**WORK TO DO**
Go through the entries one line at a time, and gather every line that has the word "JSON".

**SUPPLIED INFORMATION**
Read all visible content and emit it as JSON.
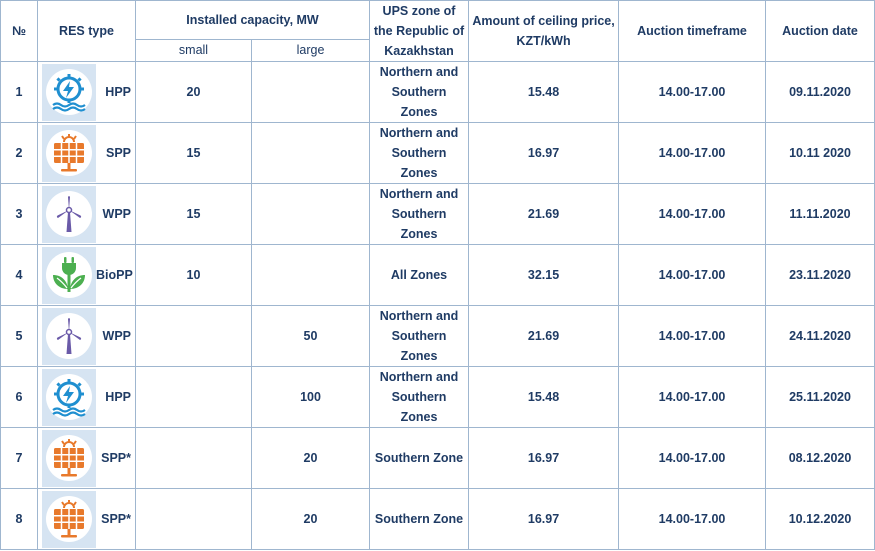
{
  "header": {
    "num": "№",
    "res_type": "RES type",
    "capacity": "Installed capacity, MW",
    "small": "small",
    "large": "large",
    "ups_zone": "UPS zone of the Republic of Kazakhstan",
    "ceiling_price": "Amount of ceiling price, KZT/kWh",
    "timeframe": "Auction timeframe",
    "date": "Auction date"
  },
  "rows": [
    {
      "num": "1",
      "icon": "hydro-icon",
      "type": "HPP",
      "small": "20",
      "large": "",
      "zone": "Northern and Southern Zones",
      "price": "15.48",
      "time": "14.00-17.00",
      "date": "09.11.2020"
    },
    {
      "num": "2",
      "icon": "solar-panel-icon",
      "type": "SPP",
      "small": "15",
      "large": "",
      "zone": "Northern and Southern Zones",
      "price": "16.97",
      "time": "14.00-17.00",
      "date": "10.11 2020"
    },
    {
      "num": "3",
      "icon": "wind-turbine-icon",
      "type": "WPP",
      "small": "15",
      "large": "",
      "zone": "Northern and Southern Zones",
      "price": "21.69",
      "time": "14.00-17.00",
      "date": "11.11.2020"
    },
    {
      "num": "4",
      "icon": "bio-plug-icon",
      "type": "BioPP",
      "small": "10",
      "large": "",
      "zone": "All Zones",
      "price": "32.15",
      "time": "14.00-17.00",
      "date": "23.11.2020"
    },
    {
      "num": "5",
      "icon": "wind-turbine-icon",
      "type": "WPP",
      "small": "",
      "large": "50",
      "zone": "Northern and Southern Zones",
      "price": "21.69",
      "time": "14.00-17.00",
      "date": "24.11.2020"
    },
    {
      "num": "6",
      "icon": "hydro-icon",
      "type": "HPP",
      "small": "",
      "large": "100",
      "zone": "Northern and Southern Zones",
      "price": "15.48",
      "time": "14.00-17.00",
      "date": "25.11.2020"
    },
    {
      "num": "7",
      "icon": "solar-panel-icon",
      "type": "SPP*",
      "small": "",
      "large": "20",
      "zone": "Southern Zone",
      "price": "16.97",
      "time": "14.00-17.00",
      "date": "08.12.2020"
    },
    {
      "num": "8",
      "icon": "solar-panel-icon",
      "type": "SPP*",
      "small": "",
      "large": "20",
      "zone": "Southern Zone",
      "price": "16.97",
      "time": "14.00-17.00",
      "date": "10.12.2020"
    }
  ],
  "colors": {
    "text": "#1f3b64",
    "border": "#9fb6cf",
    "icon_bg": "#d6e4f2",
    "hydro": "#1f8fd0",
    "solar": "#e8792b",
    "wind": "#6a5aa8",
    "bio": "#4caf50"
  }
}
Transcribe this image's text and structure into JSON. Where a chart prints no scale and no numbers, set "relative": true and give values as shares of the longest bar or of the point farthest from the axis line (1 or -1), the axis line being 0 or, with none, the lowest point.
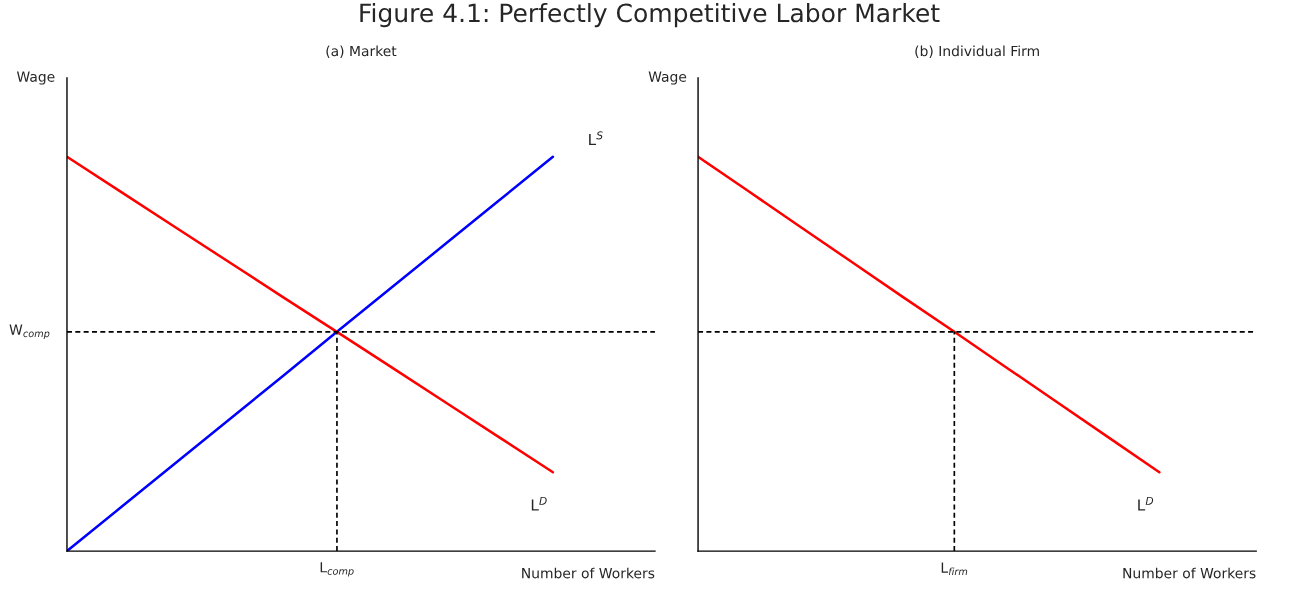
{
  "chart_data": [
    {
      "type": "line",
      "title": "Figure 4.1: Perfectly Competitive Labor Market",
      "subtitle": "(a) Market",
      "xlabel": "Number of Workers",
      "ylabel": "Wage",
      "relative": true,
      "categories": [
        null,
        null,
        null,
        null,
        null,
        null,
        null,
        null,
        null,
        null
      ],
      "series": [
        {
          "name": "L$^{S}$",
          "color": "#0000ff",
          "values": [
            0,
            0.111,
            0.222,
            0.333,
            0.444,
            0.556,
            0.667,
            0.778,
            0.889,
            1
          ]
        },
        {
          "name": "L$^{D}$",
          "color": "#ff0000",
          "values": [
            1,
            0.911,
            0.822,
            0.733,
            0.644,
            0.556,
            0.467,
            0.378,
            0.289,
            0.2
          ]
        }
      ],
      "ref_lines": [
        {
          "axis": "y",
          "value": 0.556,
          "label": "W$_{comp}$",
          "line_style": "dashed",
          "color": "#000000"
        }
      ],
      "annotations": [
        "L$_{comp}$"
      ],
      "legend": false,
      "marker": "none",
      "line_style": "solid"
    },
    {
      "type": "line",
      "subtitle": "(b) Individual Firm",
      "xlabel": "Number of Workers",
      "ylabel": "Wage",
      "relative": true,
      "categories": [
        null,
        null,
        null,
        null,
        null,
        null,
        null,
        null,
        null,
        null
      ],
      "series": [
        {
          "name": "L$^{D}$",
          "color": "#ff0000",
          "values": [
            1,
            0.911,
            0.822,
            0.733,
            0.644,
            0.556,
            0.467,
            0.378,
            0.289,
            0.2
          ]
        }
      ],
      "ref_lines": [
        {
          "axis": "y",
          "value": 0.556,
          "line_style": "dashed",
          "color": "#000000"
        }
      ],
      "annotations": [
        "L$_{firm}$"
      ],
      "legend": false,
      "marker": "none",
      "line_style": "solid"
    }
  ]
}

--

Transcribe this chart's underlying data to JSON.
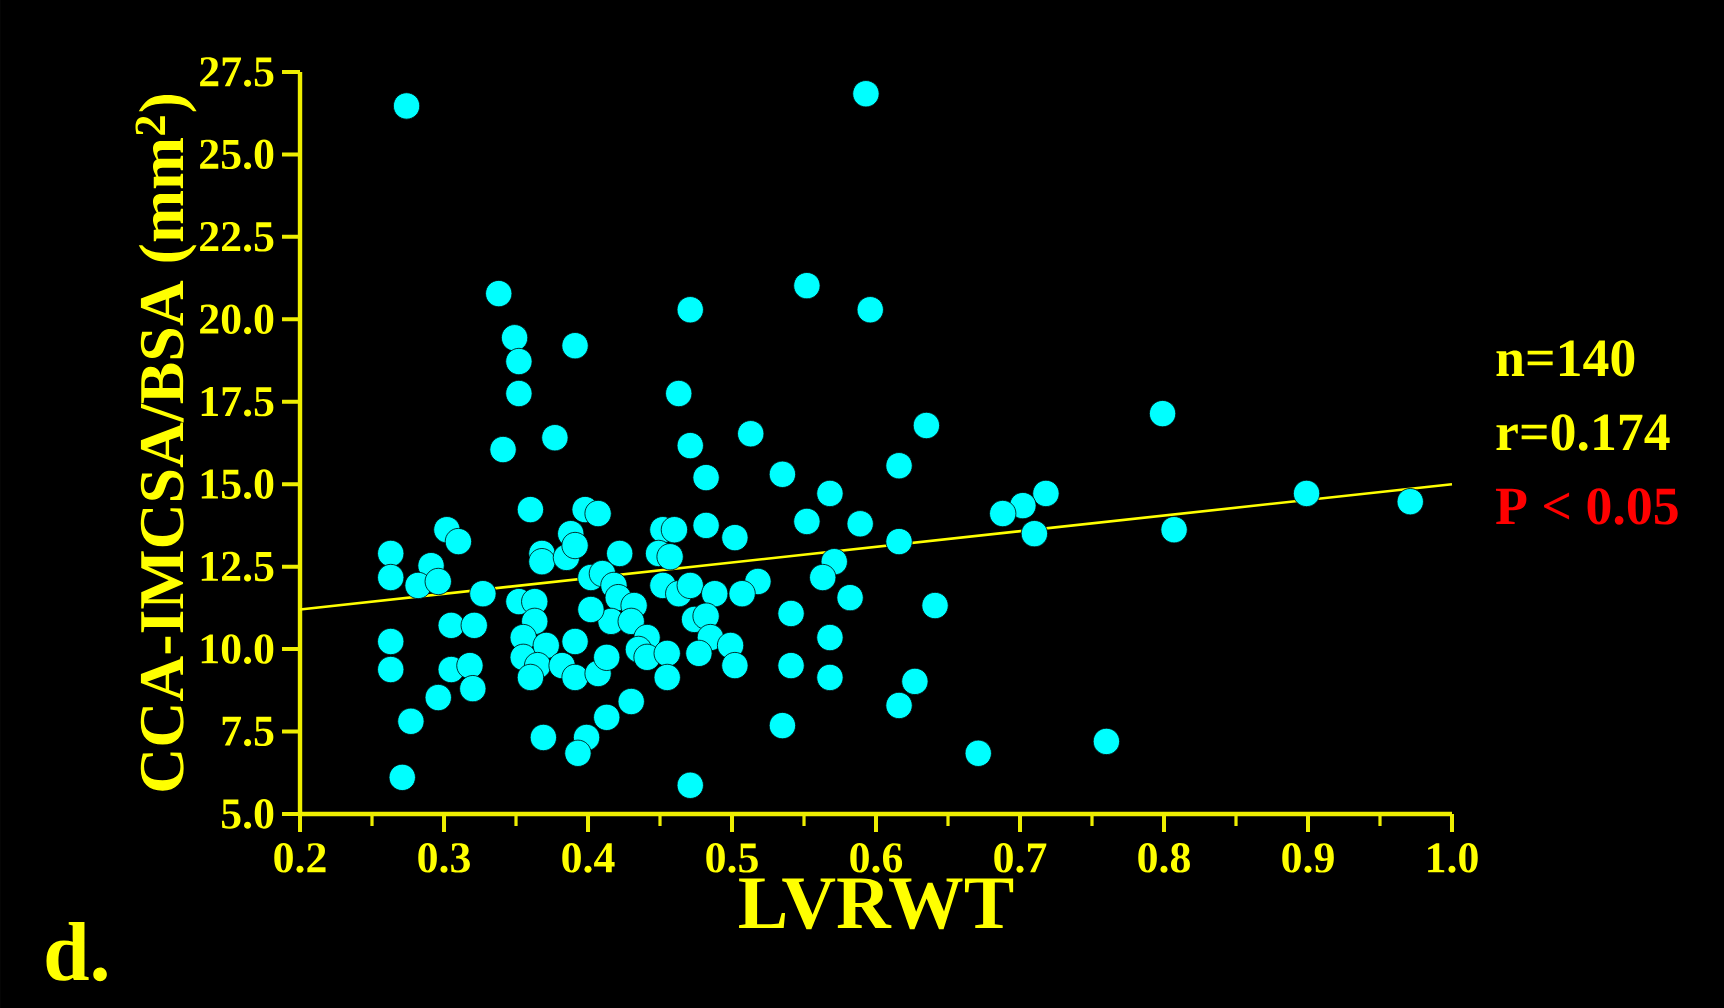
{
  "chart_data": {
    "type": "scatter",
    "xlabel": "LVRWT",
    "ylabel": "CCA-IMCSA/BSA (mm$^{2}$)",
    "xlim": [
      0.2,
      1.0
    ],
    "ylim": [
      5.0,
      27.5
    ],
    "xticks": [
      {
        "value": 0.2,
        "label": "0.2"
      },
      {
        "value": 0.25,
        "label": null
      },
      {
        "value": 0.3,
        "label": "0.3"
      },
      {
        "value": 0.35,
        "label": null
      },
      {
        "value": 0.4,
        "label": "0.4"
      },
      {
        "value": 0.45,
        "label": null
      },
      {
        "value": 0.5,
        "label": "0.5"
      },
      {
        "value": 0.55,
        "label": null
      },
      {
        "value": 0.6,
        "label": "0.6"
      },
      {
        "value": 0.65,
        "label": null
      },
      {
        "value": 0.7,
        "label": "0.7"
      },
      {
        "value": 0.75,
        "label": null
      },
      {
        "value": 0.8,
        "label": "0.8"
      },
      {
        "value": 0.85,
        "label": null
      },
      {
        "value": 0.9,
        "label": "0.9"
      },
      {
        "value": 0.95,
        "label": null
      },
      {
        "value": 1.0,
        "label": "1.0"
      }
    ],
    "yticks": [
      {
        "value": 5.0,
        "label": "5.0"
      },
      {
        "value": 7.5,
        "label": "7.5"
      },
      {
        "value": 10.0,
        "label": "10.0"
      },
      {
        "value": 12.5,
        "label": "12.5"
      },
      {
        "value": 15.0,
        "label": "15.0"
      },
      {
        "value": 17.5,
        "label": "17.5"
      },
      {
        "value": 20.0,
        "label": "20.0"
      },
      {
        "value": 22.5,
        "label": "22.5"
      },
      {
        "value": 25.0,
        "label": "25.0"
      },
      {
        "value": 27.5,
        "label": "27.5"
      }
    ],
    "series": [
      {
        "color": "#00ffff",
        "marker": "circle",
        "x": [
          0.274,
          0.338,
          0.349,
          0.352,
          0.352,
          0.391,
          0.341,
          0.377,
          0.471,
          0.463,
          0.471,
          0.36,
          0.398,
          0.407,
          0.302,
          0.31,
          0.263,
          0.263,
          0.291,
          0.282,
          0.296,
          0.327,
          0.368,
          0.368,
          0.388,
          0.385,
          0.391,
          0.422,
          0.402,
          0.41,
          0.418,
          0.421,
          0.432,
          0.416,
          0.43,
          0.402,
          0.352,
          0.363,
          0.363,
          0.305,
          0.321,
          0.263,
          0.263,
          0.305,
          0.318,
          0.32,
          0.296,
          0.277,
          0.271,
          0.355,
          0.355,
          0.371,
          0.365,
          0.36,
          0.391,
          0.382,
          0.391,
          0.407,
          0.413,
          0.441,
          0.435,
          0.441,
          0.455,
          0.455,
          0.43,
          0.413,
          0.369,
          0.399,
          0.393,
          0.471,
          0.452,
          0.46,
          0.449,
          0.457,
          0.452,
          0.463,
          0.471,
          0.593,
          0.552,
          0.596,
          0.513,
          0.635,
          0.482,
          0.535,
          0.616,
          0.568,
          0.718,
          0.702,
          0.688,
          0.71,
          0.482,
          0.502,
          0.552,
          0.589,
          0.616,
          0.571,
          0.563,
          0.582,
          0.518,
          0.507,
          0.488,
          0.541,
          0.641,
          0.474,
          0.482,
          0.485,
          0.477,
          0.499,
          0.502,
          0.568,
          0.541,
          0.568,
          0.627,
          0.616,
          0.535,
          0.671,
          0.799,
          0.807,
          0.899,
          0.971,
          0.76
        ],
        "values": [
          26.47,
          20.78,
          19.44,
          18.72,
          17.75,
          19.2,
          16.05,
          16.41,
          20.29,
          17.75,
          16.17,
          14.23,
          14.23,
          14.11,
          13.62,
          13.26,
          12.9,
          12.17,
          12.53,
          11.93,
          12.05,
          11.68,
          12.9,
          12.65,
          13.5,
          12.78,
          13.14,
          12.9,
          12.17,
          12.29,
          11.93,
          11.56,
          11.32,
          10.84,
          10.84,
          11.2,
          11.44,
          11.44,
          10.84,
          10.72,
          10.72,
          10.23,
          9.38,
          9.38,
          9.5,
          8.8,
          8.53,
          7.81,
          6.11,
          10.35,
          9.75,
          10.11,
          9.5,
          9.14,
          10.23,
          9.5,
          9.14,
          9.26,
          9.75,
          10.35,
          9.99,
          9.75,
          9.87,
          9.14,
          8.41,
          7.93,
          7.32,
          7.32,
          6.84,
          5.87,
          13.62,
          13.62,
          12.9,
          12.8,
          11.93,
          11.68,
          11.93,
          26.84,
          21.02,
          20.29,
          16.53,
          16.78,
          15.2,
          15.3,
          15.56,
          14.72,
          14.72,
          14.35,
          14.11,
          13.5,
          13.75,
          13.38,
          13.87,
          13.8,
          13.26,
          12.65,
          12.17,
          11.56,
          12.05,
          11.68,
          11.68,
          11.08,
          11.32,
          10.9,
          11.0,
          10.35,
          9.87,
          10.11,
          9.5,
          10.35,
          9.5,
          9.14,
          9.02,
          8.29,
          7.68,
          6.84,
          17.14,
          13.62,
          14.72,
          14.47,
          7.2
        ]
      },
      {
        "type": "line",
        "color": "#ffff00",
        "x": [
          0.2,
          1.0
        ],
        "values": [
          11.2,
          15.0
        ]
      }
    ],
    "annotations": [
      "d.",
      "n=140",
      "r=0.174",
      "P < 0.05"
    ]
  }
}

--

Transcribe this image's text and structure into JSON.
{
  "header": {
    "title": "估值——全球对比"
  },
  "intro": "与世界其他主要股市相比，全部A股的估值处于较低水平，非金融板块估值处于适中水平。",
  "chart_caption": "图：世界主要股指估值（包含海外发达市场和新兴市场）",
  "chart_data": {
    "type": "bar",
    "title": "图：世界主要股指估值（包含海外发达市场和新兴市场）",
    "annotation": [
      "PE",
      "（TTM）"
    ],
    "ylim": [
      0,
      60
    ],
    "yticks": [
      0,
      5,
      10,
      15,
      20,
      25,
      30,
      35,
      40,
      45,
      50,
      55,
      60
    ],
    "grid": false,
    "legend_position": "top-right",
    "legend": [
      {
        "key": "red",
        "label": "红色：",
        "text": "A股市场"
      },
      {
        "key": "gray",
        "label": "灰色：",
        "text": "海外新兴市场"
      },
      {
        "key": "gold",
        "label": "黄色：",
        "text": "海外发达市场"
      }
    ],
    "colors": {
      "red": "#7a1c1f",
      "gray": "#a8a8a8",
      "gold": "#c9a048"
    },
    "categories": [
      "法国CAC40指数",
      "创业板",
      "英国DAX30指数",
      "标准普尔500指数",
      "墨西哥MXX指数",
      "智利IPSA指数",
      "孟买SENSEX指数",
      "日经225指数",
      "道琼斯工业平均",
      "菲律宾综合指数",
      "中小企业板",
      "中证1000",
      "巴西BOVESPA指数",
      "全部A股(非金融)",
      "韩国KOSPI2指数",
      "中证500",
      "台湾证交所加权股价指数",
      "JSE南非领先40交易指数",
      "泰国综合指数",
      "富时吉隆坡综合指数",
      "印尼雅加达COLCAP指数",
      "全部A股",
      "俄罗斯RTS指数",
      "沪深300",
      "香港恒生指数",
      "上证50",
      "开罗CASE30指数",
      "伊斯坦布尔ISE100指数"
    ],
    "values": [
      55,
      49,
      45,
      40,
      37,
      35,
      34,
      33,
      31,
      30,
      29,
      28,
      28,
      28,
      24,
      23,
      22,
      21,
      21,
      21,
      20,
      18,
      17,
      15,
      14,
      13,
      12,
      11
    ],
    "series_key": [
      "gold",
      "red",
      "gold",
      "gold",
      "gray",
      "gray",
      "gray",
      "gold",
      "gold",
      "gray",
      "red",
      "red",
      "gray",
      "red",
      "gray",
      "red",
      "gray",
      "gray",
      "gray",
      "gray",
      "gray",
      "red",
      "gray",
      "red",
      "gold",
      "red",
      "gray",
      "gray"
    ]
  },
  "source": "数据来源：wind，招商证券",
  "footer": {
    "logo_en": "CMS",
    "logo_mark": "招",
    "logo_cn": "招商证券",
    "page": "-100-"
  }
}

**SOLUTION TO THE PROBLEM**
Read all visible content and emit it as JSON.
Transcribe this image's text and structure into JSON. Where a chart prints no scale and no numbers, set "relative": true and give values as shares of the longest bar or of the point farthest from the axis line (1 or -1), the axis line being 0 or, with none, the lowest point.
Transcribe this chart's underlying data to JSON.
Transcribe this image's text and structure into JSON.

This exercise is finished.